> _THE EXERCISE_:
Print, exactly and completely, every entry in the data.

> _DATASET RECORDS_:
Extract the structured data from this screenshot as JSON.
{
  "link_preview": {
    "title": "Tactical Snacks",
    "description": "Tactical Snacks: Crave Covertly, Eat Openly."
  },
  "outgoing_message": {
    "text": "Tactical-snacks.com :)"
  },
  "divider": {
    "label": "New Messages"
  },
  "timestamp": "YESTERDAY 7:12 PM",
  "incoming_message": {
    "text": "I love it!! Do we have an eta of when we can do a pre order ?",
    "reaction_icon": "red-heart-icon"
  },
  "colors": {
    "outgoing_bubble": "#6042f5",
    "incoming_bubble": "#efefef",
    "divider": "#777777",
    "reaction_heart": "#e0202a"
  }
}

> _THE COMPLETED TASK_:
Extract the structured data from this screenshot as JSON.
{
  "link_preview": {
    "title": "Tactical Snacks",
    "description": "Tactical Snacks: Crave Covertly, Eat Openly."
  },
  "outgoing_message": {
    "text": "Tactical-snacks.com :)"
  },
  "divider": {
    "label": "New Messages"
  },
  "timestamp": "YESTERDAY 7:12 PM",
  "incoming_message": {
    "text": "I love it!! Do we have an eta of when we can do a pre order ?",
    "reaction_icon": "red-heart-icon"
  },
  "colors": {
    "outgoing_bubble": "#6042f5",
    "incoming_bubble": "#efefef",
    "divider": "#777777",
    "reaction_heart": "#e0202a"
  }
}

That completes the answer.